→ Work to complete
Count how many lines contain "manganátok" and reply with that number only.

→ Data for this task
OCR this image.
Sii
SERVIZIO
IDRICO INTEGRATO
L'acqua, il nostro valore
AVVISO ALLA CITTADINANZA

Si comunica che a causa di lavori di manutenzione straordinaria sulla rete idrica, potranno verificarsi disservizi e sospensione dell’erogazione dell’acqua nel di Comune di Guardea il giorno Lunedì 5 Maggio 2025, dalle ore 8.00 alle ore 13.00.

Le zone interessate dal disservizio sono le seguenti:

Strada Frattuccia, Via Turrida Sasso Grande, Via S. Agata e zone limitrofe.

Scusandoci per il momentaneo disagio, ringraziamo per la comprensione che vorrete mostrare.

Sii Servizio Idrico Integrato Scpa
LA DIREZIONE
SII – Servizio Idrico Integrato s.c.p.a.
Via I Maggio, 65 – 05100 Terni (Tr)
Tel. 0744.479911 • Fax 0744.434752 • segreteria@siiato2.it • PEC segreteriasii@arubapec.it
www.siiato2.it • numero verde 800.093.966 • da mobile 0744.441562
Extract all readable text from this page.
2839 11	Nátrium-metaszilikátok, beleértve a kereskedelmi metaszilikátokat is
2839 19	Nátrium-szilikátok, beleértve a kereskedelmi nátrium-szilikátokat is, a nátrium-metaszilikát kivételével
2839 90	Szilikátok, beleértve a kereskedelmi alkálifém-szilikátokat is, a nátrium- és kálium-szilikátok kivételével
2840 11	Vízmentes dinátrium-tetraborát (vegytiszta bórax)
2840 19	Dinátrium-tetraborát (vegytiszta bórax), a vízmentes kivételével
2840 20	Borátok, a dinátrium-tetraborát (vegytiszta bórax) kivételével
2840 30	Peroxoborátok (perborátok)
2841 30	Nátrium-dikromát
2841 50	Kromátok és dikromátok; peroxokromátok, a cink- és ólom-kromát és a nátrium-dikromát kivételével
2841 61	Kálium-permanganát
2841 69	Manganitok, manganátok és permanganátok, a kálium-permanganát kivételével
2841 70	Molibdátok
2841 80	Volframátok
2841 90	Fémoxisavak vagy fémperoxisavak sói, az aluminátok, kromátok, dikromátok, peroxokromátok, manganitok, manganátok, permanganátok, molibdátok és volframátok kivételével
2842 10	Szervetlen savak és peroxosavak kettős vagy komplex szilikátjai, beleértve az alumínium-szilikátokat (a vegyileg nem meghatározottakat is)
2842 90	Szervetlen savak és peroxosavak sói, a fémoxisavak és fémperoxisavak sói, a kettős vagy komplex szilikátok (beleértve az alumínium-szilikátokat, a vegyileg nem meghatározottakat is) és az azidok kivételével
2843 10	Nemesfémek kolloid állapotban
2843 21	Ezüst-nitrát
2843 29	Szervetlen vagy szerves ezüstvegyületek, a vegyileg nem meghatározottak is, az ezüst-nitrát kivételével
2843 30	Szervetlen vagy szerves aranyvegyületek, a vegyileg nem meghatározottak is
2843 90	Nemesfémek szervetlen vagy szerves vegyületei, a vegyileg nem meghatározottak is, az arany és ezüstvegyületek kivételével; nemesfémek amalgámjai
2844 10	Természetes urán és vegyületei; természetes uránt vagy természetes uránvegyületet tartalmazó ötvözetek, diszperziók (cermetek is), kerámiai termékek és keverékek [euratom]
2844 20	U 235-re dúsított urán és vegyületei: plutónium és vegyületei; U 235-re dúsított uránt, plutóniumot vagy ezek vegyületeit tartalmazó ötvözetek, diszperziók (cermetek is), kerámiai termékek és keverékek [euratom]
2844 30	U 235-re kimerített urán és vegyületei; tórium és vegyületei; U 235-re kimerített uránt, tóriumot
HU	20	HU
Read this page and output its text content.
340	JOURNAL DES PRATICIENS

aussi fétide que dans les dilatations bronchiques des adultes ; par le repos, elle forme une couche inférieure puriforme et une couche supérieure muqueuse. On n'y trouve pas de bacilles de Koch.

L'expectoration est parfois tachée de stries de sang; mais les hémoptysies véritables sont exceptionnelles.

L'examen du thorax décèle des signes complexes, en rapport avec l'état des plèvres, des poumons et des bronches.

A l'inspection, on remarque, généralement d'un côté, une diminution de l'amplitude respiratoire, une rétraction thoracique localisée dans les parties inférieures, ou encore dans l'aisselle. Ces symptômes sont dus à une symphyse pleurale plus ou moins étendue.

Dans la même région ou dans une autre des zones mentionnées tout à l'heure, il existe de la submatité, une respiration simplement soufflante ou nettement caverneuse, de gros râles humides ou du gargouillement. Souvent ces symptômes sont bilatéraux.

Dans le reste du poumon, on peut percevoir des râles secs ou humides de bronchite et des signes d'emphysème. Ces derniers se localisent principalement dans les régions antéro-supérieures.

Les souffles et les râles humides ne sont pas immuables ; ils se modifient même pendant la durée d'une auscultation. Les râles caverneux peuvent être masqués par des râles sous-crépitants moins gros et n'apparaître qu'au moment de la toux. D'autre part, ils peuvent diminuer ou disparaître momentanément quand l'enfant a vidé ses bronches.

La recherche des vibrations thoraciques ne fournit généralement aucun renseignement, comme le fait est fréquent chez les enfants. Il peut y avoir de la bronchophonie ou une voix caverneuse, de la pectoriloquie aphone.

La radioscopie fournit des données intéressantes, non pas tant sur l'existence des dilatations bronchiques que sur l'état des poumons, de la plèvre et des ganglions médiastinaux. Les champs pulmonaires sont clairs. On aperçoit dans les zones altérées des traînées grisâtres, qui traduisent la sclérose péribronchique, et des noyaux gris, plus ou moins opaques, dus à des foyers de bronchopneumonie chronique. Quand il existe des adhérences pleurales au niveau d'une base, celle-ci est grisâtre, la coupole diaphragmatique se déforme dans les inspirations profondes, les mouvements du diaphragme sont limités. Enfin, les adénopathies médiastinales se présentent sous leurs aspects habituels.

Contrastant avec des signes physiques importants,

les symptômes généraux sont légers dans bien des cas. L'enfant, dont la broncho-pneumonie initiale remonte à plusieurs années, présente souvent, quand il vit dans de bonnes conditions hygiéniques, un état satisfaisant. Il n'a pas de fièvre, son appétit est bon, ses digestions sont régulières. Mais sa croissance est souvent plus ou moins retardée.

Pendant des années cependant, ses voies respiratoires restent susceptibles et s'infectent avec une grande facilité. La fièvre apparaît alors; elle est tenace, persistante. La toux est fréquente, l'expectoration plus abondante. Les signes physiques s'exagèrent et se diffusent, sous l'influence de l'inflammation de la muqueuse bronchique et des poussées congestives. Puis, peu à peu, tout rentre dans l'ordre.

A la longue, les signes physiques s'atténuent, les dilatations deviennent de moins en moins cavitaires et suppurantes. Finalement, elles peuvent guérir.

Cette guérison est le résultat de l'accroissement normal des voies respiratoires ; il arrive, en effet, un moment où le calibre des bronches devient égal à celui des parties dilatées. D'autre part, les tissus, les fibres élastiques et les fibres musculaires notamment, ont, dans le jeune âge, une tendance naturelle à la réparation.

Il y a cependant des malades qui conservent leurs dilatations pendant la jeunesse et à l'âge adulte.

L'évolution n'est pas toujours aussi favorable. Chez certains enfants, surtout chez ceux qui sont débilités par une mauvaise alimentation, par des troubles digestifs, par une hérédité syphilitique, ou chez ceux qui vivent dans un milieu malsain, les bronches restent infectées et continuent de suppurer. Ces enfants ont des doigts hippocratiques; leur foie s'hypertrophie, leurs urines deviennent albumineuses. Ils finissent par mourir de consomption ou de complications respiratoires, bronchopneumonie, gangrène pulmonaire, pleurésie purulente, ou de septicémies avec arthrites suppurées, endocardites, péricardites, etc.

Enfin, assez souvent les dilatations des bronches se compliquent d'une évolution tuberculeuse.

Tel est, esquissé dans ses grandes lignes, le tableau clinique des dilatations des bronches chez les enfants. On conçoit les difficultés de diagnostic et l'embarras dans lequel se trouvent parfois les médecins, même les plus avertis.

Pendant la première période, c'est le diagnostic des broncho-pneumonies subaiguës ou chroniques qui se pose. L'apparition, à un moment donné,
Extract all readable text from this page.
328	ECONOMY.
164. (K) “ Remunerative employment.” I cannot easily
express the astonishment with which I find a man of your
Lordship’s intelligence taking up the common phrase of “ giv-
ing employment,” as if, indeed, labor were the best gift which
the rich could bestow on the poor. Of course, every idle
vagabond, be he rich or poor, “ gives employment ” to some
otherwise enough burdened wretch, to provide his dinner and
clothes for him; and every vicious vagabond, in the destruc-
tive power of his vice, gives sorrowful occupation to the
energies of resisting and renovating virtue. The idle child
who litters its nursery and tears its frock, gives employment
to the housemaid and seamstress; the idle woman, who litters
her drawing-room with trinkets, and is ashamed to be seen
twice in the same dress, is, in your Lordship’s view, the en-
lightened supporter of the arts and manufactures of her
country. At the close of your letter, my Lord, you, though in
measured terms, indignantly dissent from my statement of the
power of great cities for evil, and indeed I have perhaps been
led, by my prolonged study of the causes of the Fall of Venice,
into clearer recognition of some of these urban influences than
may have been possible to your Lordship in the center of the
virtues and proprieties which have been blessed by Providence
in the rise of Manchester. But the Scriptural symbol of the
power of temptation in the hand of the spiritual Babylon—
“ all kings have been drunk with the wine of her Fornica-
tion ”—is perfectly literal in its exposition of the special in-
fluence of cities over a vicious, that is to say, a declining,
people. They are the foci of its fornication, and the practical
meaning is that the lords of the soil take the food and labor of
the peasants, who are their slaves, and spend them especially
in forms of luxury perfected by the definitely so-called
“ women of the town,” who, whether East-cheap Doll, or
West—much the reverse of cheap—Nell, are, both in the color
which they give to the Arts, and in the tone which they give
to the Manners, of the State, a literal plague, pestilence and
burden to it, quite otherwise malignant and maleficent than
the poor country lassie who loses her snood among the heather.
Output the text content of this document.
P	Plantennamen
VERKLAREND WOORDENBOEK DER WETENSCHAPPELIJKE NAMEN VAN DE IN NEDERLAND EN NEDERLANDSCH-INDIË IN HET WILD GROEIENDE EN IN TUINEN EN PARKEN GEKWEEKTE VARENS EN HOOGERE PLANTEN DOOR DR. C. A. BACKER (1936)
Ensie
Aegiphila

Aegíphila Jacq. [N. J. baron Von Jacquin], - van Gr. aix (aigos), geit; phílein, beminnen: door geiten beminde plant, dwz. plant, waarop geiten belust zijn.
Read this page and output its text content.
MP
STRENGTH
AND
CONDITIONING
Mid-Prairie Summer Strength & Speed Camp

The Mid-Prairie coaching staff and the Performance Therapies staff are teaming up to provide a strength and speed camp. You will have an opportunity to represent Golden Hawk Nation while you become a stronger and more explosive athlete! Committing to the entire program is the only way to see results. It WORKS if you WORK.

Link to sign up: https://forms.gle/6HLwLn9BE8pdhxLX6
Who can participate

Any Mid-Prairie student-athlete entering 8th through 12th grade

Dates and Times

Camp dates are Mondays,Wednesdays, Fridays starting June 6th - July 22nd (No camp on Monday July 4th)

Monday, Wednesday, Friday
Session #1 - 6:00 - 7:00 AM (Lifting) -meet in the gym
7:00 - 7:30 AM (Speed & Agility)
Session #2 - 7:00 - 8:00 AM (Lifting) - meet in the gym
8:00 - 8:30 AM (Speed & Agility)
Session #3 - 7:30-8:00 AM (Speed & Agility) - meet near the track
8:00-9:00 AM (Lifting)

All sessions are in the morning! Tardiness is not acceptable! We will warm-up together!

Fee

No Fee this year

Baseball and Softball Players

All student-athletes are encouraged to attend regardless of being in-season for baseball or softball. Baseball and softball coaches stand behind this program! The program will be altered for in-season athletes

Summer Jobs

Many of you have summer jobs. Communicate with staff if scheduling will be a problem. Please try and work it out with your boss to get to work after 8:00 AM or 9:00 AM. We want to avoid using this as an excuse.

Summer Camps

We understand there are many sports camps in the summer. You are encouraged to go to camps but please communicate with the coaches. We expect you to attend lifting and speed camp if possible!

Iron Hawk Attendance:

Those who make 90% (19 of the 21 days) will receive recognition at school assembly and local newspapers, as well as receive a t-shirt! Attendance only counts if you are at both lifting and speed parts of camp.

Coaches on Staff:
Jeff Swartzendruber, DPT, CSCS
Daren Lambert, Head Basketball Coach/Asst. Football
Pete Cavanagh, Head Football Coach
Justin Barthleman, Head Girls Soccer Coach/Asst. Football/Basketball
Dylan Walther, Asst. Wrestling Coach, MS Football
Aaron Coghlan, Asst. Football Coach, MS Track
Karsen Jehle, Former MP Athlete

→ The solution
2